▶ Prompt:
Exactly as written, retype the listing below, omitting the pictures.

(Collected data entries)
══════════════════════════════

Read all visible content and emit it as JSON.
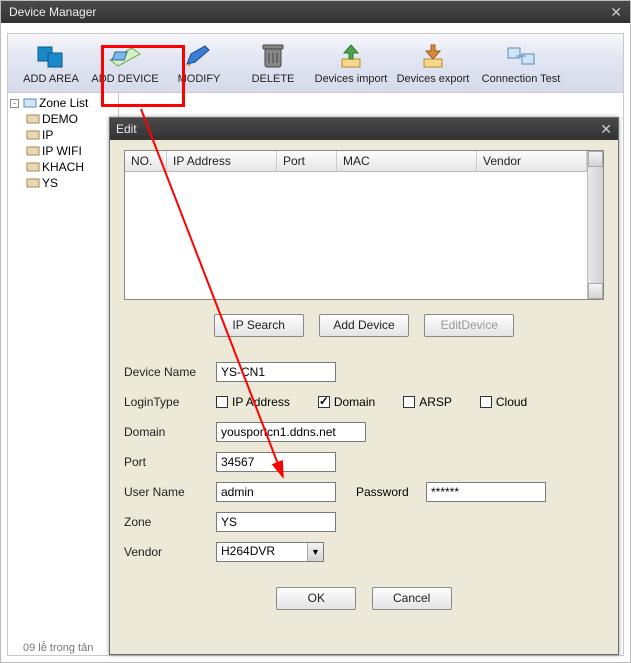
{
  "window": {
    "title": "Device Manager"
  },
  "toolbar": {
    "items": [
      {
        "label": "ADD AREA",
        "icon": "add-area-icon"
      },
      {
        "label": "ADD DEVICE",
        "icon": "add-device-icon",
        "highlighted": true
      },
      {
        "label": "MODIFY",
        "icon": "modify-icon"
      },
      {
        "label": "DELETE",
        "icon": "delete-icon"
      },
      {
        "label": "Devices import",
        "icon": "import-icon"
      },
      {
        "label": "Devices export",
        "icon": "export-icon"
      },
      {
        "label": "Connection Test",
        "icon": "connection-test-icon"
      }
    ]
  },
  "tree": {
    "root": "Zone List",
    "children": [
      "DEMO",
      "IP",
      "IP WIFI",
      "KHACH",
      "YS"
    ]
  },
  "dialog": {
    "title": "Edit",
    "table": {
      "columns": [
        "NO.",
        "IP Address",
        "Port",
        "MAC",
        "Vendor"
      ],
      "rows": []
    },
    "buttons": {
      "ip_search": "IP Search",
      "add_device": "Add Device",
      "edit_device": "EditDevice"
    },
    "form": {
      "device_name_label": "Device Name",
      "device_name": "YS-CN1",
      "login_type_label": "LoginType",
      "login_type_options": {
        "ip_address": {
          "label": "IP Address",
          "checked": false
        },
        "domain": {
          "label": "Domain",
          "checked": true
        },
        "arsp": {
          "label": "ARSP",
          "checked": false
        },
        "cloud": {
          "label": "Cloud",
          "checked": false
        }
      },
      "domain_label": "Domain",
      "domain": "yousportcn1.ddns.net",
      "port_label": "Port",
      "port": "34567",
      "user_name_label": "User Name",
      "user_name": "admin",
      "password_label": "Password",
      "password": "******",
      "zone_label": "Zone",
      "zone": "YS",
      "vendor_label": "Vendor",
      "vendor": "H264DVR"
    },
    "ok": "OK",
    "cancel": "Cancel"
  },
  "bottom_hint": "09 lễ trong tản"
}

══════════════════════════════

▶ Result of the task:
Read all visible content and emit it as JSON.
{
  "window": {
    "title": "Device Manager"
  },
  "toolbar": {
    "items": [
      {
        "label": "ADD AREA",
        "icon": "add-area-icon"
      },
      {
        "label": "ADD DEVICE",
        "icon": "add-device-icon",
        "highlighted": true
      },
      {
        "label": "MODIFY",
        "icon": "modify-icon"
      },
      {
        "label": "DELETE",
        "icon": "delete-icon"
      },
      {
        "label": "Devices import",
        "icon": "import-icon"
      },
      {
        "label": "Devices export",
        "icon": "export-icon"
      },
      {
        "label": "Connection Test",
        "icon": "connection-test-icon"
      }
    ]
  },
  "tree": {
    "root": "Zone List",
    "children": [
      "DEMO",
      "IP",
      "IP WIFI",
      "KHACH",
      "YS"
    ]
  },
  "dialog": {
    "title": "Edit",
    "table": {
      "columns": [
        "NO.",
        "IP Address",
        "Port",
        "MAC",
        "Vendor"
      ],
      "rows": []
    },
    "buttons": {
      "ip_search": "IP Search",
      "add_device": "Add Device",
      "edit_device": "EditDevice"
    },
    "form": {
      "device_name_label": "Device Name",
      "device_name": "YS-CN1",
      "login_type_label": "LoginType",
      "login_type_options": {
        "ip_address": {
          "label": "IP Address",
          "checked": false
        },
        "domain": {
          "label": "Domain",
          "checked": true
        },
        "arsp": {
          "label": "ARSP",
          "checked": false
        },
        "cloud": {
          "label": "Cloud",
          "checked": false
        }
      },
      "domain_label": "Domain",
      "domain": "yousportcn1.ddns.net",
      "port_label": "Port",
      "port": "34567",
      "user_name_label": "User Name",
      "user_name": "admin",
      "password_label": "Password",
      "password": "******",
      "zone_label": "Zone",
      "zone": "YS",
      "vendor_label": "Vendor",
      "vendor": "H264DVR"
    },
    "ok": "OK",
    "cancel": "Cancel"
  },
  "bottom_hint": "09 lễ trong tản"
}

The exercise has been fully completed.